**Records supplied:**
%%
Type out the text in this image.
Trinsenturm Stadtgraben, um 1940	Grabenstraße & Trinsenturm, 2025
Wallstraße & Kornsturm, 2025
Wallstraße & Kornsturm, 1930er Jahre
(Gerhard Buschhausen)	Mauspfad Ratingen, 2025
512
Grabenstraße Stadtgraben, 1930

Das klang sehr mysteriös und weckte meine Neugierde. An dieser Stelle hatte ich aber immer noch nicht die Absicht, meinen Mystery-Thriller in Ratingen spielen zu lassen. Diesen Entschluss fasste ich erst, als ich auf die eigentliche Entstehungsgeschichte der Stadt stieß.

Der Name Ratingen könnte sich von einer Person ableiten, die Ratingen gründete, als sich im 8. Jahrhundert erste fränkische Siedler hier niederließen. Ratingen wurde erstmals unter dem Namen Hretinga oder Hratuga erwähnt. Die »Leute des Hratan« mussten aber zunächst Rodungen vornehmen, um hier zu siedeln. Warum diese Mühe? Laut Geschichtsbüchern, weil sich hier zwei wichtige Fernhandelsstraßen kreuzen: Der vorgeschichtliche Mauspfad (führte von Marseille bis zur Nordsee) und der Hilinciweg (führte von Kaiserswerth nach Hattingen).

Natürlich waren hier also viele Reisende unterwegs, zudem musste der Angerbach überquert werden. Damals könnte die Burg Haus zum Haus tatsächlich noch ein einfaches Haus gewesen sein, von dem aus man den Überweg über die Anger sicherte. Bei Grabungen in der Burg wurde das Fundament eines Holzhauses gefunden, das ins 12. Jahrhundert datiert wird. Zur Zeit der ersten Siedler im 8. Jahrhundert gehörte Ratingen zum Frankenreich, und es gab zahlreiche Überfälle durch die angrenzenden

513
%%
%%
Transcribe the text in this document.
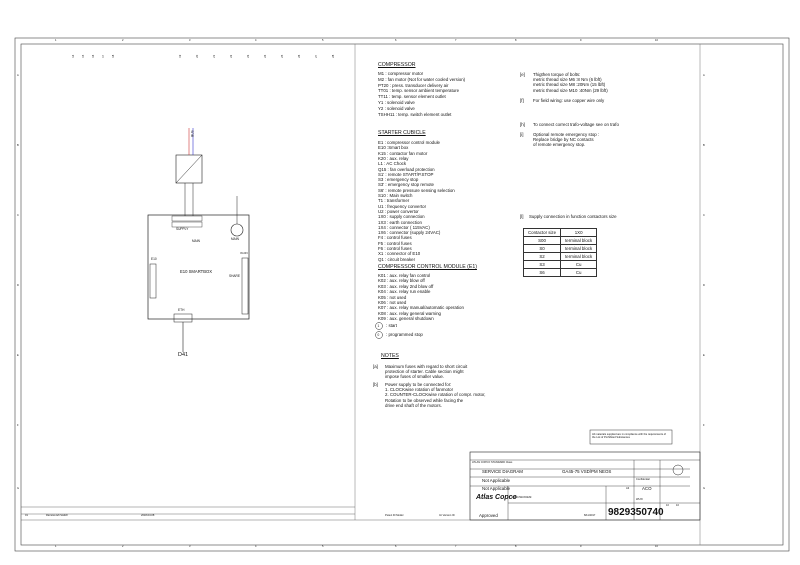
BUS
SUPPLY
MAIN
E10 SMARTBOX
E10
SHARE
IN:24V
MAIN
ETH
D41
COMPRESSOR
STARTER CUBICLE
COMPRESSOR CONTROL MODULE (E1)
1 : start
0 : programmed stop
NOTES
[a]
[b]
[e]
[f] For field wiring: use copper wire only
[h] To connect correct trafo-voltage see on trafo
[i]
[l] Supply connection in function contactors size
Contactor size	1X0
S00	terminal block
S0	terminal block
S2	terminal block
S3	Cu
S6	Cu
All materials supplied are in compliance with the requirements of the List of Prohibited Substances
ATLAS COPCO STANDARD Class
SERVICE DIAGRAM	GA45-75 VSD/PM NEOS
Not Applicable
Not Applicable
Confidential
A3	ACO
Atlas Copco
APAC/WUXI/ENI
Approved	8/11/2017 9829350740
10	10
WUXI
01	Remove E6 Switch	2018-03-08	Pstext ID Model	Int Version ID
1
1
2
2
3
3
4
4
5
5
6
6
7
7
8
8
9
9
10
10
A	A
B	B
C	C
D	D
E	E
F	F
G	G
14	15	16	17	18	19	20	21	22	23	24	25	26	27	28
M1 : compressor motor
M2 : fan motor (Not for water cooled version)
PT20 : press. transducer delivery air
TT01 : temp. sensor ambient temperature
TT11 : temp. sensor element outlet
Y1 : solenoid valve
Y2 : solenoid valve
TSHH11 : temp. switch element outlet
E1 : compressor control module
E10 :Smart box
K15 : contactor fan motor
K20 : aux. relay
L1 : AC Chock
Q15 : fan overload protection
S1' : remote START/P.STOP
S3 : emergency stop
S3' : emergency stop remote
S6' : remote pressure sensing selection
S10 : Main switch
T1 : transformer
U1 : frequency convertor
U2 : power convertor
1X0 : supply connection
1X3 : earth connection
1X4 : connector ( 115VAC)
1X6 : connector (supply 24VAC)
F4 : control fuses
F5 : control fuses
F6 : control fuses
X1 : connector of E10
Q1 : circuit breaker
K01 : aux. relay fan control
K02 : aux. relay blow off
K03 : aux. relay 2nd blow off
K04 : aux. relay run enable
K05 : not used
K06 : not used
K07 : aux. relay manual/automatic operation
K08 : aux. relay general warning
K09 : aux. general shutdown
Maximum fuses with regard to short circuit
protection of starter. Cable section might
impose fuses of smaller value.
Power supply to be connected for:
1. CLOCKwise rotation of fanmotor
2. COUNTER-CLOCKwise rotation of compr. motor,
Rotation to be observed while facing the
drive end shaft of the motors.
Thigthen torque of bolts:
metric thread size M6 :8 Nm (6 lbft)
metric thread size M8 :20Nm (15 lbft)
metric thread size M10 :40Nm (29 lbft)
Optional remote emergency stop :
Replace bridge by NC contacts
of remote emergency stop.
%%
%%
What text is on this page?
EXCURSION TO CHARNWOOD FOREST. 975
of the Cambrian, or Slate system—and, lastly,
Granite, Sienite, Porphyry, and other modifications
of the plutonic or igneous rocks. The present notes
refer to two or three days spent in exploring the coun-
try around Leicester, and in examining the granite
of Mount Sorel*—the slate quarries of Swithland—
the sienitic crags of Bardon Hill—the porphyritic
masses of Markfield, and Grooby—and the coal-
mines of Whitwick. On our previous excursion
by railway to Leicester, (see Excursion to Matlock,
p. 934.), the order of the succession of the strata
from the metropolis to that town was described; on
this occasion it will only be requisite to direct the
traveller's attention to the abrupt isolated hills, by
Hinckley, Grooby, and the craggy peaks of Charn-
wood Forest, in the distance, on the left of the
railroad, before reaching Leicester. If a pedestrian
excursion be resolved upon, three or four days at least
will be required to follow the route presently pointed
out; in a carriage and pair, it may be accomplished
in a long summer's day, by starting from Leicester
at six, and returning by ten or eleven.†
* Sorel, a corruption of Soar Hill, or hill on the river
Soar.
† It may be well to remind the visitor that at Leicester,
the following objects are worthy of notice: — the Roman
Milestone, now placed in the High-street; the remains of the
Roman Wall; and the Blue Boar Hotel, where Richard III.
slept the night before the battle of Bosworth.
%%
Go through the material and copy out every line with "Mauspfad" in it.

**Result below:**
(Gerhard Buschhausen)	Mauspfad Ratingen, 2025
Der Name Ratingen könnte sich von einer Person ableiten, die Ratingen gründete, als sich im 8. Jahrhundert erste fränkische Siedler hier niederließen. Ratingen wurde erstmals unter dem Namen Hretinga oder Hratuga erwähnt. Die »Leute des Hratan« mussten aber zunächst Rodungen vornehmen, um hier zu siedeln. Warum diese Mühe? Laut Geschichtsbüchern, weil sich hier zwei wichtige Fernhandelsstraßen kreuzen: Der vorgeschichtliche Mauspfad (führte von Marseille bis zur Nordsee) und der Hilinciweg (führte von Kaiserswerth nach Hattingen).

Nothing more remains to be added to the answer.